** Objective **
Transcribe the data in full and exactly, omitting any pictures.

** Provided records **
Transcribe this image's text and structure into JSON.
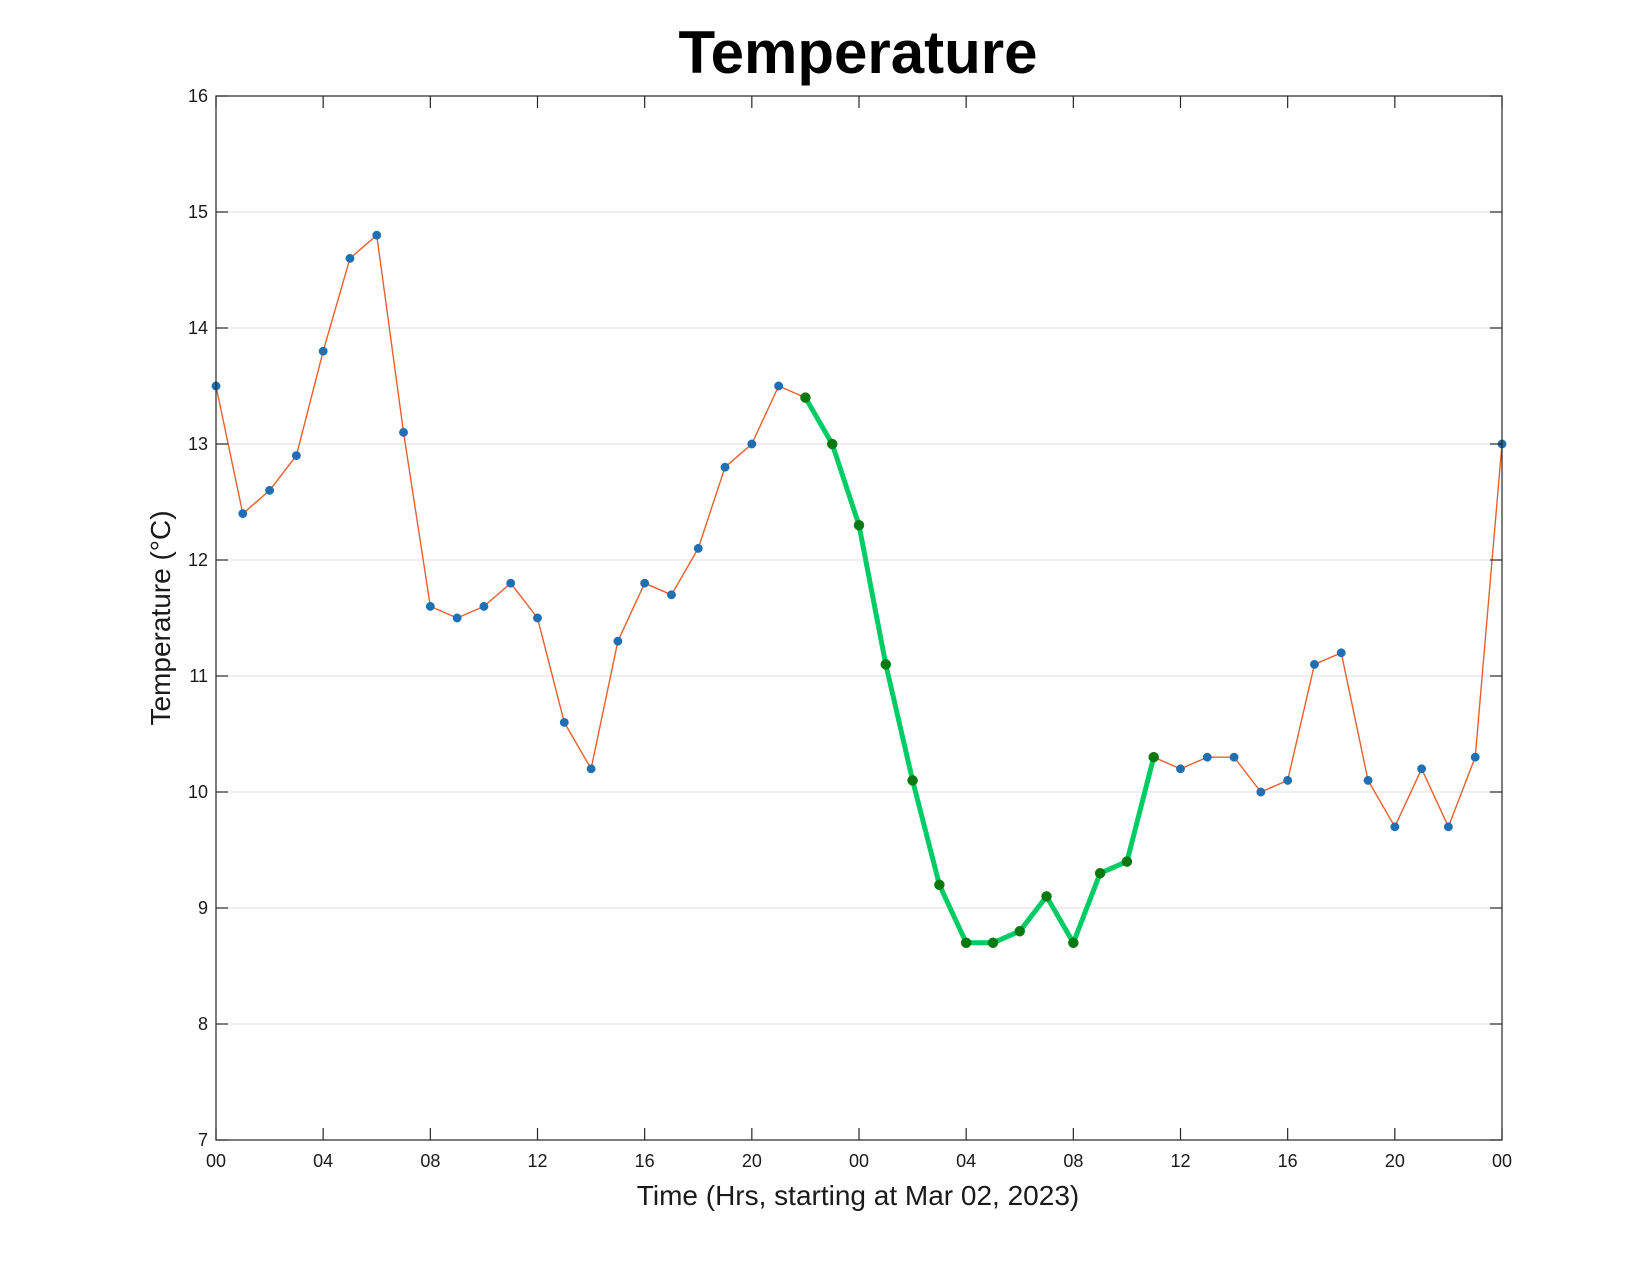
{
  "chart_data": {
    "type": "line",
    "title": "Temperature",
    "xlabel": "Time (Hrs, starting at Mar 02, 2023)",
    "ylabel": "Temperature (°C)",
    "ylim": [
      7,
      16
    ],
    "xlim_hours": [
      0,
      48
    ],
    "grid": "horizontal",
    "y_ticks": [
      "7",
      "8",
      "9",
      "10",
      "11",
      "12",
      "13",
      "14",
      "15",
      "16"
    ],
    "x_ticks": [
      {
        "hour": 0,
        "label": "00"
      },
      {
        "hour": 4,
        "label": "04"
      },
      {
        "hour": 8,
        "label": "08"
      },
      {
        "hour": 12,
        "label": "12"
      },
      {
        "hour": 16,
        "label": "16"
      },
      {
        "hour": 20,
        "label": "20"
      },
      {
        "hour": 24,
        "label": "00"
      },
      {
        "hour": 28,
        "label": "04"
      },
      {
        "hour": 32,
        "label": "08"
      },
      {
        "hour": 36,
        "label": "12"
      },
      {
        "hour": 40,
        "label": "16"
      },
      {
        "hour": 44,
        "label": "20"
      },
      {
        "hour": 48,
        "label": "00"
      }
    ],
    "series": [
      {
        "line_color": "#e8602c",
        "marker_color": "#1f6fb2",
        "hours": [
          0,
          1,
          2,
          3,
          4,
          5,
          6,
          7,
          8,
          9,
          10,
          11,
          12,
          13,
          14,
          15,
          16,
          17,
          18,
          19,
          20,
          21,
          22,
          23,
          24,
          25,
          26,
          27,
          28,
          29,
          30,
          31,
          32,
          33,
          34,
          35,
          36,
          37,
          38,
          39,
          40,
          41,
          42,
          43,
          44,
          45,
          46,
          47,
          48
        ],
        "values": [
          13.5,
          12.4,
          12.6,
          12.9,
          13.8,
          14.6,
          14.8,
          13.1,
          11.6,
          11.5,
          11.6,
          11.8,
          11.5,
          10.6,
          10.2,
          11.3,
          11.8,
          11.7,
          12.1,
          12.8,
          13.0,
          13.5,
          13.4,
          13.0,
          12.3,
          11.1,
          10.1,
          9.2,
          8.7,
          8.7,
          8.8,
          9.1,
          8.7,
          9.3,
          9.4,
          10.3,
          10.2,
          10.3,
          10.3,
          10.0,
          10.1,
          11.1,
          11.2,
          10.1,
          9.7,
          10.2,
          9.7,
          10.3,
          13.0
        ]
      },
      {
        "line_color": "#00cc66",
        "marker_color": "#0a7a10",
        "hours": [
          22,
          23,
          24,
          25,
          26,
          27,
          28,
          29,
          30,
          31,
          32,
          33,
          34,
          35
        ],
        "values": [
          13.4,
          13.0,
          12.3,
          11.1,
          10.1,
          9.2,
          8.7,
          8.7,
          8.8,
          9.1,
          8.7,
          9.3,
          9.4,
          10.3
        ]
      }
    ]
  }
}
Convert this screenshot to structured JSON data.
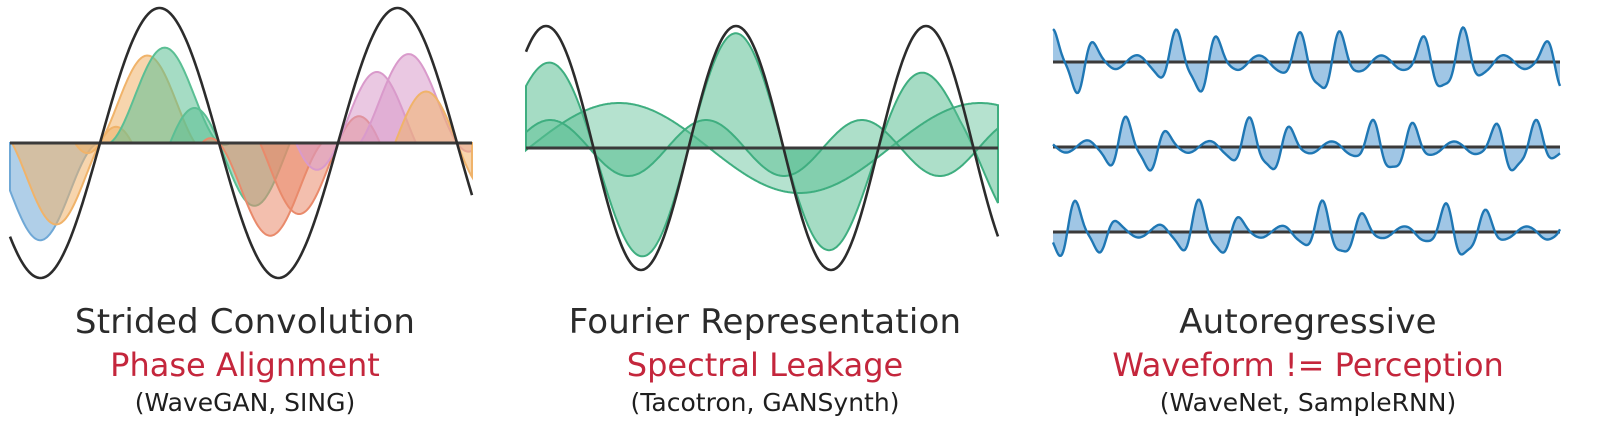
{
  "panels": [
    {
      "title": "Strided Convolution",
      "issue": "Phase Alignment",
      "models": "(WaveGAN, SING)",
      "icon": "overlapping-kernels-waveform"
    },
    {
      "title": "Fourier Representation",
      "issue": "Spectral Leakage",
      "models": "(Tacotron, GANSynth)",
      "icon": "spectral-basis-waveform"
    },
    {
      "title": "Autoregressive",
      "issue": "Waveform != Perception",
      "models": "(WaveNet, SampleRNN)",
      "icon": "stacked-waveforms"
    }
  ],
  "colors": {
    "issue_red": "#c4263c",
    "blue": "#6fa8d6",
    "orange": "#f0b36a",
    "green": "#5bbf94",
    "salmon": "#e98a6b",
    "pink": "#d99acb",
    "waveform_blue": "#1f77b4",
    "waveform_fill": "#8fbce0"
  }
}
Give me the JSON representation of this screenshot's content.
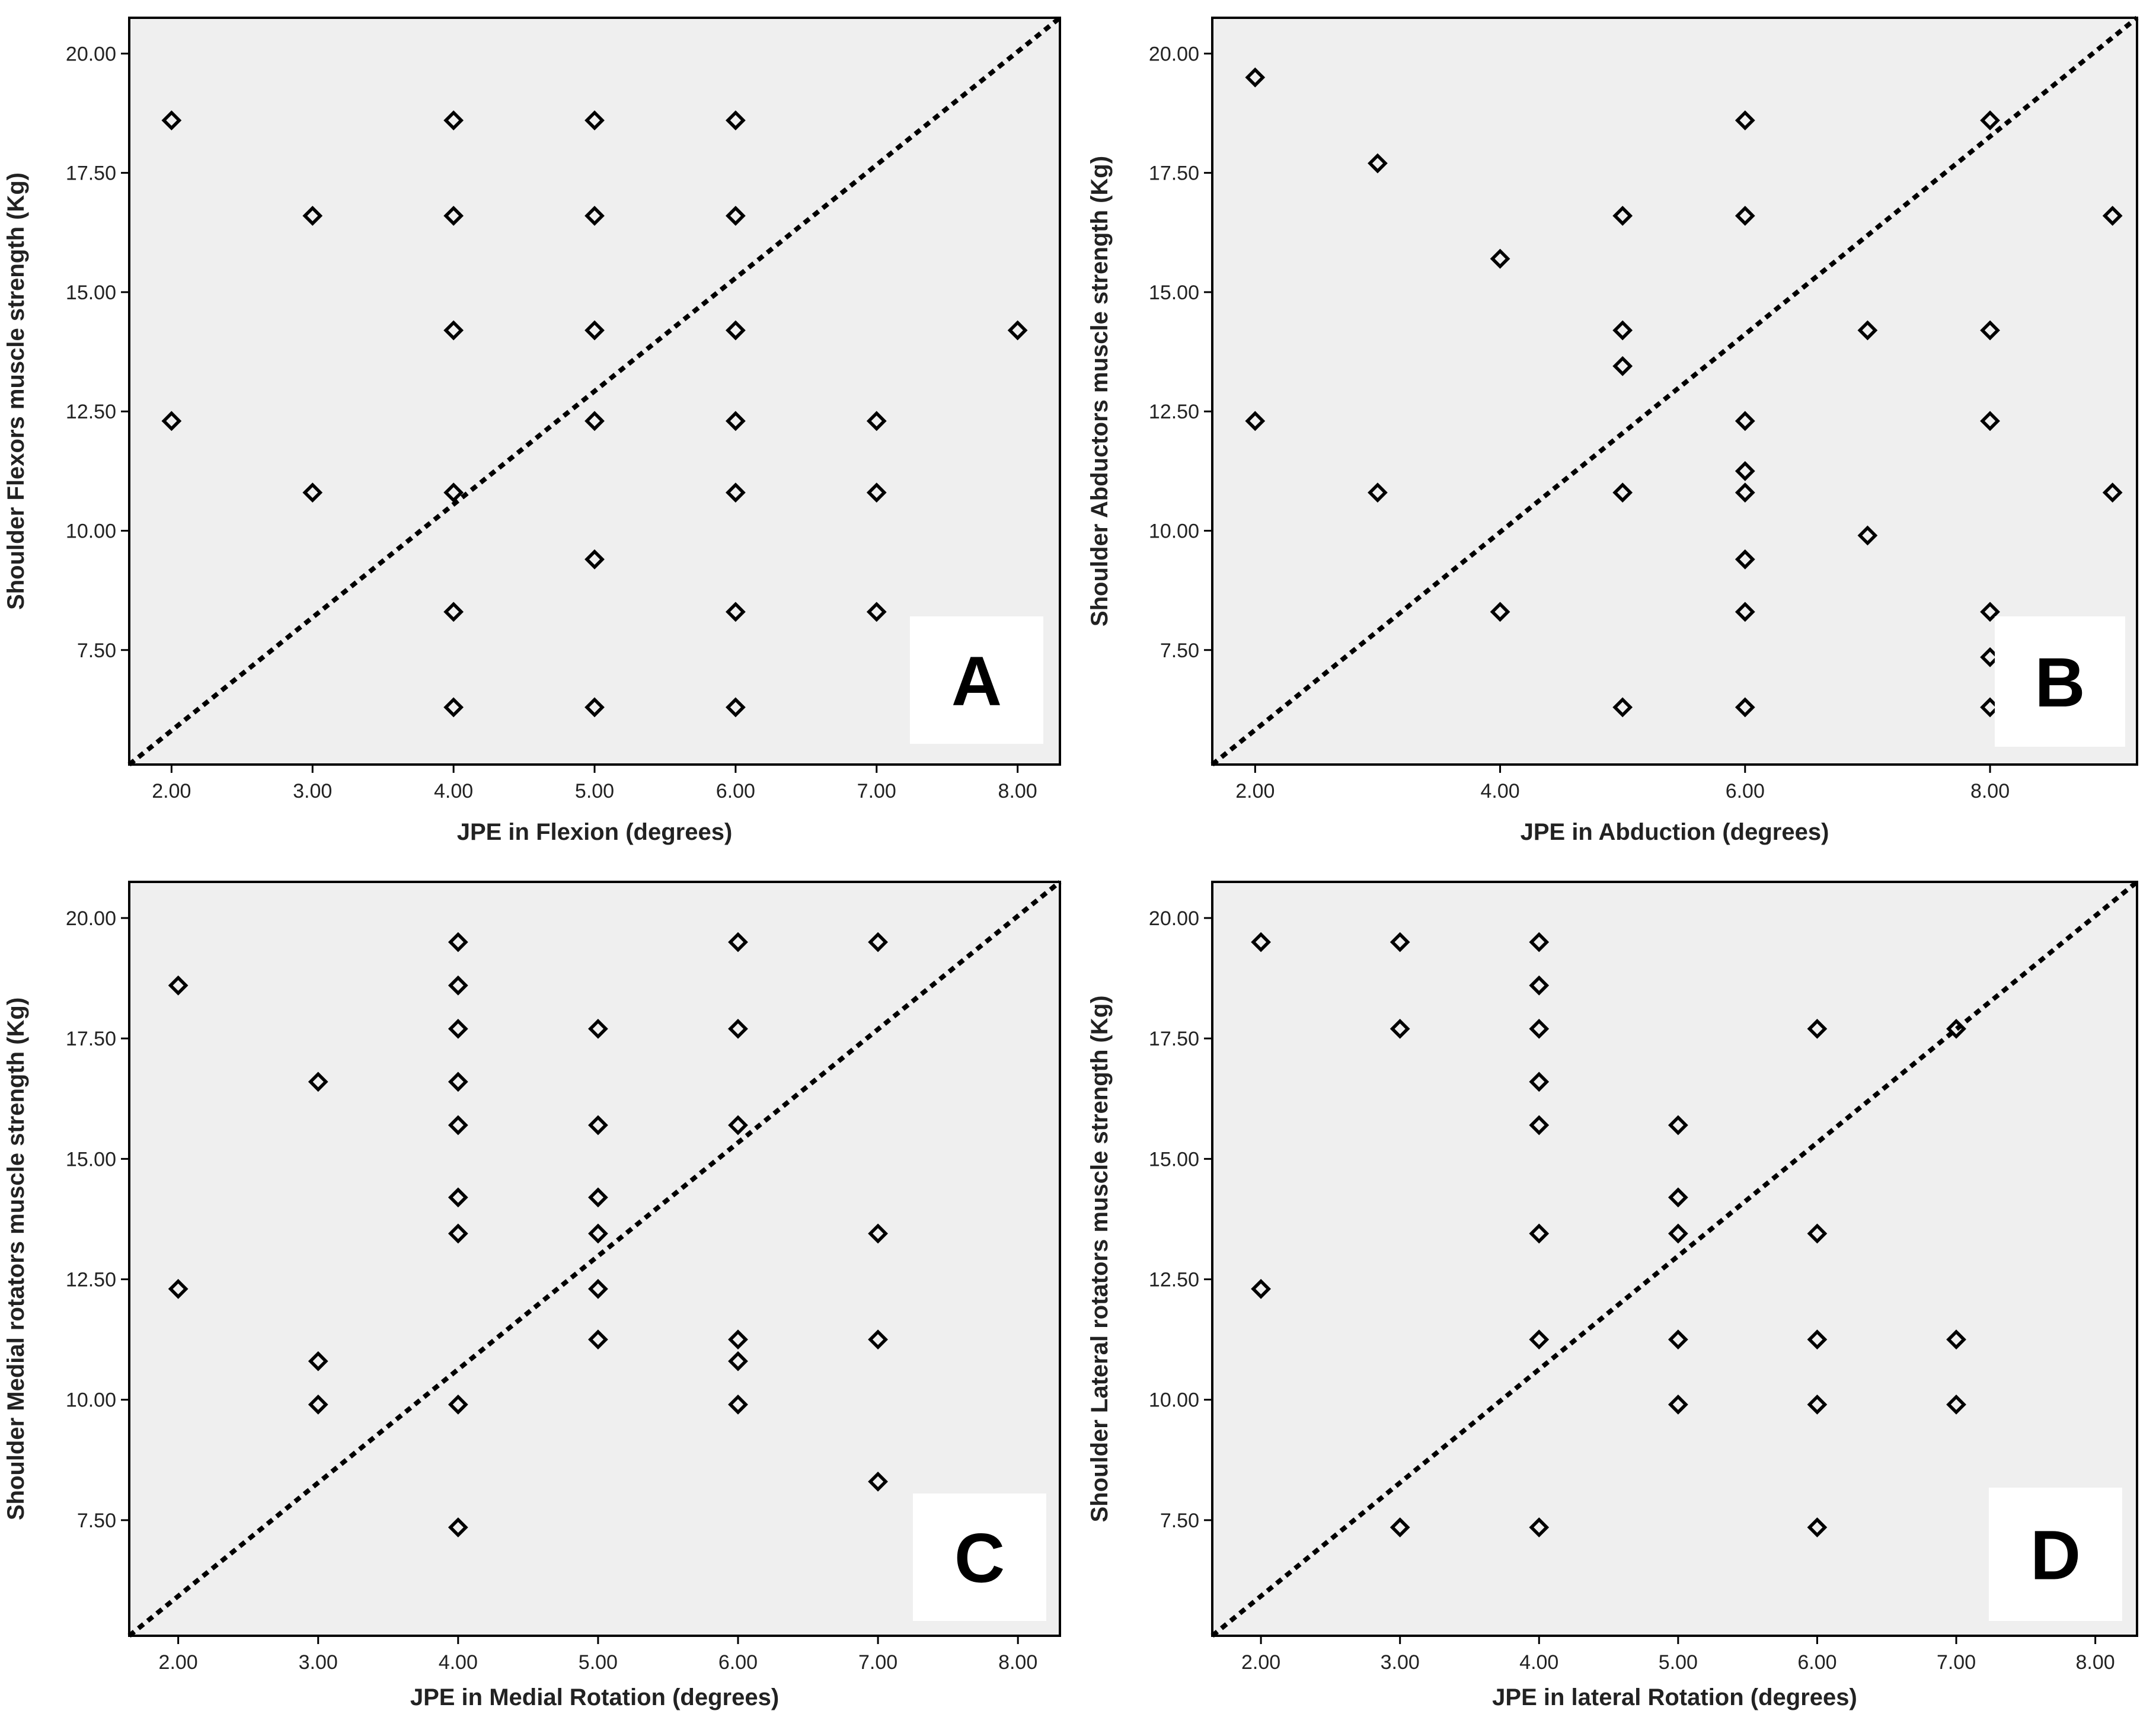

** Task result **
Transcribe this image's text and structure into JSON.
{
  "chart_data": {
    "type": "line",
    "title": "Temperature",
    "xlabel": "Time (Hrs, starting at Mar 02, 2023)",
    "ylabel": "Temperature (°C)",
    "ylim": [
      7,
      16
    ],
    "xlim_hours": [
      0,
      48
    ],
    "grid": "horizontal",
    "y_ticks": [
      "7",
      "8",
      "9",
      "10",
      "11",
      "12",
      "13",
      "14",
      "15",
      "16"
    ],
    "x_ticks": [
      {
        "hour": 0,
        "label": "00"
      },
      {
        "hour": 4,
        "label": "04"
      },
      {
        "hour": 8,
        "label": "08"
      },
      {
        "hour": 12,
        "label": "12"
      },
      {
        "hour": 16,
        "label": "16"
      },
      {
        "hour": 20,
        "label": "20"
      },
      {
        "hour": 24,
        "label": "00"
      },
      {
        "hour": 28,
        "label": "04"
      },
      {
        "hour": 32,
        "label": "08"
      },
      {
        "hour": 36,
        "label": "12"
      },
      {
        "hour": 40,
        "label": "16"
      },
      {
        "hour": 44,
        "label": "20"
      },
      {
        "hour": 48,
        "label": "00"
      }
    ],
    "series": [
      {
        "line_color": "#e8602c",
        "marker_color": "#1f6fb2",
        "hours": [
          0,
          1,
          2,
          3,
          4,
          5,
          6,
          7,
          8,
          9,
          10,
          11,
          12,
          13,
          14,
          15,
          16,
          17,
          18,
          19,
          20,
          21,
          22,
          23,
          24,
          25,
          26,
          27,
          28,
          29,
          30,
          31,
          32,
          33,
          34,
          35,
          36,
          37,
          38,
          39,
          40,
          41,
          42,
          43,
          44,
          45,
          46,
          47,
          48
        ],
        "values": [
          13.5,
          12.4,
          12.6,
          12.9,
          13.8,
          14.6,
          14.8,
          13.1,
          11.6,
          11.5,
          11.6,
          11.8,
          11.5,
          10.6,
          10.2,
          11.3,
          11.8,
          11.7,
          12.1,
          12.8,
          13.0,
          13.5,
          13.4,
          13.0,
          12.3,
          11.1,
          10.1,
          9.2,
          8.7,
          8.7,
          8.8,
          9.1,
          8.7,
          9.3,
          9.4,
          10.3,
          10.2,
          10.3,
          10.3,
          10.0,
          10.1,
          11.1,
          11.2,
          10.1,
          9.7,
          10.2,
          9.7,
          10.3,
          13.0
        ]
      },
      {
        "line_color": "#00cc66",
        "marker_color": "#0a7a10",
        "hours": [
          22,
          23,
          24,
          25,
          26,
          27,
          28,
          29,
          30,
          31,
          32,
          33,
          34,
          35
        ],
        "values": [
          13.4,
          13.0,
          12.3,
          11.1,
          10.1,
          9.2,
          8.7,
          8.7,
          8.8,
          9.1,
          8.7,
          9.3,
          9.4,
          10.3
        ]
      }
    ]
  }
}
Convert this screenshot to structured JSON data.
{
  "panels": [
    {
      "title": "Strided Convolution",
      "issue": "Phase Alignment",
      "models": "(WaveGAN, SING)",
      "icon": "overlapping-kernels-waveform"
    },
    {
      "title": "Fourier Representation",
      "issue": "Spectral Leakage",
      "models": "(Tacotron, GANSynth)",
      "icon": "spectral-basis-waveform"
    },
    {
      "title": "Autoregressive",
      "issue": "Waveform != Perception",
      "models": "(WaveNet, SampleRNN)",
      "icon": "stacked-waveforms"
    }
  ],
  "colors": {
    "issue_red": "#c4263c",
    "blue": "#6fa8d6",
    "orange": "#f0b36a",
    "green": "#5bbf94",
    "salmon": "#e98a6b",
    "pink": "#d99acb",
    "waveform_blue": "#1f77b4",
    "waveform_fill": "#8fbce0"
  }
}
Give me the JSON representation of this screenshot's content.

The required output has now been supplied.